── Given records ──

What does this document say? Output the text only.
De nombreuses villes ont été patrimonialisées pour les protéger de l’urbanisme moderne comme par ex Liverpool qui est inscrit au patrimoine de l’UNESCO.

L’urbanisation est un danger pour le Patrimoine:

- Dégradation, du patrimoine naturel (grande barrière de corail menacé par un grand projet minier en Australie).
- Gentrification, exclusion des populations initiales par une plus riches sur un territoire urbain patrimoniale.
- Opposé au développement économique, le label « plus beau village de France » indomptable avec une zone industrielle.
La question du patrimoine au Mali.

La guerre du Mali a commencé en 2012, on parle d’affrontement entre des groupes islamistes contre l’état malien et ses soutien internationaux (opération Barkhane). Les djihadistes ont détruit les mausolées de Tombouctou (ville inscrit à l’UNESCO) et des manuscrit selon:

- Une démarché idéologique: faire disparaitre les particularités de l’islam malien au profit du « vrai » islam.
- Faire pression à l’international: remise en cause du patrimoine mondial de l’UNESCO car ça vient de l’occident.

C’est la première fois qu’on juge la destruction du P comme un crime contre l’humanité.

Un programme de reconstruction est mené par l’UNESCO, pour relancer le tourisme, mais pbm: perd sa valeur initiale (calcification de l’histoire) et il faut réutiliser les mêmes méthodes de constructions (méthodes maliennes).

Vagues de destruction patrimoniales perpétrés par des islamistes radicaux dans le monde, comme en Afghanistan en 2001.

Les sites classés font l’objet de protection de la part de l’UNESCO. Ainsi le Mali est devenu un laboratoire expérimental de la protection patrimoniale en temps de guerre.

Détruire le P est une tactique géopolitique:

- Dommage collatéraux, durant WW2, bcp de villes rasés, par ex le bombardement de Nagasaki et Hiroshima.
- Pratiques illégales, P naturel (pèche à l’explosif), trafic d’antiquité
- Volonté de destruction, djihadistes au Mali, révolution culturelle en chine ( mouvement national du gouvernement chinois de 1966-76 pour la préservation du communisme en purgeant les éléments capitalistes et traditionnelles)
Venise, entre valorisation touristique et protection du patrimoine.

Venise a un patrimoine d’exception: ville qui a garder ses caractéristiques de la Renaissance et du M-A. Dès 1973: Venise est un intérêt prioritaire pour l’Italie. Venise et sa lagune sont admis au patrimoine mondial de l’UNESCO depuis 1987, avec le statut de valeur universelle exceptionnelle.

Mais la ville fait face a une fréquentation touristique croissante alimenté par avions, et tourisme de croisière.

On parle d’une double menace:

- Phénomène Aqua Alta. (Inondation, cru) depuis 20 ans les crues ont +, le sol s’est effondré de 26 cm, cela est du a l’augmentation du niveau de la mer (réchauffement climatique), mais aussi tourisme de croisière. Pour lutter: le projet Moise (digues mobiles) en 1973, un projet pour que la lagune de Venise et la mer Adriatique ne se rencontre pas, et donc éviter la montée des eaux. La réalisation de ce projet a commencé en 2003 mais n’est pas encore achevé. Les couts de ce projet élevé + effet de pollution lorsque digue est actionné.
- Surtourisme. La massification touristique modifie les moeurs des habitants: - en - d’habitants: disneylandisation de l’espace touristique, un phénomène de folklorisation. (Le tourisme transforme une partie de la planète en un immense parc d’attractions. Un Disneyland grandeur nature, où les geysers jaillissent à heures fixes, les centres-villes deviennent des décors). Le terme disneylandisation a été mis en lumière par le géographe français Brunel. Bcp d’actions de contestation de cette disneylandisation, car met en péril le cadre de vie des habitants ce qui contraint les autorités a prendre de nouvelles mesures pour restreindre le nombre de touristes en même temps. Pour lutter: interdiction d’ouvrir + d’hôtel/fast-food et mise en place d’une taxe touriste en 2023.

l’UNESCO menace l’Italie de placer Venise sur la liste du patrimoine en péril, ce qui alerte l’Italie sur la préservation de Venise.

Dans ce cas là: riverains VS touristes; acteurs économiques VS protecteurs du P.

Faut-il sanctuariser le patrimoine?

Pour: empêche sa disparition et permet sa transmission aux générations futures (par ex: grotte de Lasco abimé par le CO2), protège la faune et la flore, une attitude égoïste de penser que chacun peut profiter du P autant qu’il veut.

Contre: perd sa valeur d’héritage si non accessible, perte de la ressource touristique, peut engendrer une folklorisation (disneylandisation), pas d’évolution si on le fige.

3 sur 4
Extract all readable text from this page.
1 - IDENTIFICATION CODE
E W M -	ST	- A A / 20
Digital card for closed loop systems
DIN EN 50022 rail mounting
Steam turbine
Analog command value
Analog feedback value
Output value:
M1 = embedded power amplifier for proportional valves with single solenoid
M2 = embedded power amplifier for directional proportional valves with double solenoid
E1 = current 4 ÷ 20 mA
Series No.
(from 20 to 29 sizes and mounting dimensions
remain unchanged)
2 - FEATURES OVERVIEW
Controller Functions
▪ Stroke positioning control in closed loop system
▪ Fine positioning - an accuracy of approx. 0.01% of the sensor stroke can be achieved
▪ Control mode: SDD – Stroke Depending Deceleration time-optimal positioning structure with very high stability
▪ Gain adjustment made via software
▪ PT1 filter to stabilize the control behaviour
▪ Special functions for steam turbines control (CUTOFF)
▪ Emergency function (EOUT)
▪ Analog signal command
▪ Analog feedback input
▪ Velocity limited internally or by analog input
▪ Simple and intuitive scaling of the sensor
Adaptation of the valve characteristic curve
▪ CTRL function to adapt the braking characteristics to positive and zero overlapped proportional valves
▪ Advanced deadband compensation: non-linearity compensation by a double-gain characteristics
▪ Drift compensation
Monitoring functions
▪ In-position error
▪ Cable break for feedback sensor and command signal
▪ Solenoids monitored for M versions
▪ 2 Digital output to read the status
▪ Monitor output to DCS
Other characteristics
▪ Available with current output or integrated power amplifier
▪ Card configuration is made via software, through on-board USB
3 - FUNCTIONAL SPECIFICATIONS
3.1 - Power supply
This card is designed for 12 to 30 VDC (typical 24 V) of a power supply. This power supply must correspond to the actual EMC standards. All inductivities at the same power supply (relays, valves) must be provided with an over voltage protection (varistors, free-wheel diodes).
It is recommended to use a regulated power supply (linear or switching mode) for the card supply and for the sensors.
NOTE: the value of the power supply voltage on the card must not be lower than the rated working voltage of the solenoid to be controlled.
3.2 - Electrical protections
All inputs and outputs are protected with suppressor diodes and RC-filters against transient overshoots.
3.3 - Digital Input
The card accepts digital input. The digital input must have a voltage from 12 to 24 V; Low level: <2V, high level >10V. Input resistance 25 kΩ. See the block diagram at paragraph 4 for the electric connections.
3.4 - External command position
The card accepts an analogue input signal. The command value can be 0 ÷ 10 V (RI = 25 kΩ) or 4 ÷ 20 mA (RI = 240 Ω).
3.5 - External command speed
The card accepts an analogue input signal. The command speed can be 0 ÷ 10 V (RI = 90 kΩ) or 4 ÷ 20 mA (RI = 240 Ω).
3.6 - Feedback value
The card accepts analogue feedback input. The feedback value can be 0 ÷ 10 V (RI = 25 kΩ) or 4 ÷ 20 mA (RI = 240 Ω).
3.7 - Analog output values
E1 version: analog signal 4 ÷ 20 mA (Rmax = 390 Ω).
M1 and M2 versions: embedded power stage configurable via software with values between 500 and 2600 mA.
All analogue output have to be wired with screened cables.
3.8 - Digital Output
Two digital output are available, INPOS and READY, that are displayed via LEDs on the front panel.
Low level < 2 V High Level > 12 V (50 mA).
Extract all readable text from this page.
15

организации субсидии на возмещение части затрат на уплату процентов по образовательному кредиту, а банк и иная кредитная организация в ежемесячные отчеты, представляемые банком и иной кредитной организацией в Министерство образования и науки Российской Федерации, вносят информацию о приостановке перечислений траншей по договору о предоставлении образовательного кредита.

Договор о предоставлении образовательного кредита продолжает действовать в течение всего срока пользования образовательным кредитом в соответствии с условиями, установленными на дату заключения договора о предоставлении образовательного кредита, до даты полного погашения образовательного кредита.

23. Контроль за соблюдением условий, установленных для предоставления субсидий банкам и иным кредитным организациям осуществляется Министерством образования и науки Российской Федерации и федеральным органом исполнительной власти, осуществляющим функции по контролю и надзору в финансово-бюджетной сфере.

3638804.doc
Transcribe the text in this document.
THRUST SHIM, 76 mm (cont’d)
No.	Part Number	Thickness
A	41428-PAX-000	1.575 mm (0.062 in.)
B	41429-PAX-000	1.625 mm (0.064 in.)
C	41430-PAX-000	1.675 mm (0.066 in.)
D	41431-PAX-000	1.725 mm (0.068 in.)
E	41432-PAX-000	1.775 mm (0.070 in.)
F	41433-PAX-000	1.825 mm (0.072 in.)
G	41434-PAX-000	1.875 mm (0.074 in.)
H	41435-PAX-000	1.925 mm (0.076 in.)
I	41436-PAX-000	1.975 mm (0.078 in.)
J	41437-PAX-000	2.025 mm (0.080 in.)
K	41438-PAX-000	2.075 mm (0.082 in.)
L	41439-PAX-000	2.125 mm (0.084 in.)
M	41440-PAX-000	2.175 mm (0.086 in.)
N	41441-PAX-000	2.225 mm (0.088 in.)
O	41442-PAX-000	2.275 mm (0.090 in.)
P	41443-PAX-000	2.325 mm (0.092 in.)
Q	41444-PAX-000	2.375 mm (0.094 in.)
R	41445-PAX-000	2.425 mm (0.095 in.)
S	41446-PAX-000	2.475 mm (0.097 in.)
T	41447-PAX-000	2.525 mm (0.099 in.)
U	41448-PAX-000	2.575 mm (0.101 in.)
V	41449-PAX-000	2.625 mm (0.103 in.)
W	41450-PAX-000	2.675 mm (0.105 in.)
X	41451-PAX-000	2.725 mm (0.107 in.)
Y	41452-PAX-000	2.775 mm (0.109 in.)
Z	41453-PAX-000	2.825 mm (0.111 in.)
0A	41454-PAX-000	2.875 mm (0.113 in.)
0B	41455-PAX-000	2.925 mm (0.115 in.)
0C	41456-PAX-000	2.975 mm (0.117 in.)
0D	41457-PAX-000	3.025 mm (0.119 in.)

───

• [Exercise directions] Filter the records above for lines containing the word "touristes", and copy those lines.

• [Task answer]
- Surtourisme. La massification touristique modifie les moeurs des habitants: - en - d’habitants: disneylandisation de l’espace touristique, un phénomène de folklorisation. (Le tourisme transforme une partie de la planète en un immense parc d’attractions. Un Disneyland grandeur nature, où les geysers jaillissent à heures fixes, les centres-villes deviennent des décors). Le terme disneylandisation a été mis en lumière par le géographe français Brunel. Bcp d’actions de contestation de cette disneylandisation, car met en péril le cadre de vie des habitants ce qui contraint les autorités a prendre de nouvelles mesures pour restreindre le nombre de touristes en même temps. Pour lutter: interdiction d’ouvrir + d’hôtel/fast-food et mise en place d’une taxe touriste en 2023.
Dans ce cas là: riverains VS touristes; acteurs économiques VS protecteurs du P.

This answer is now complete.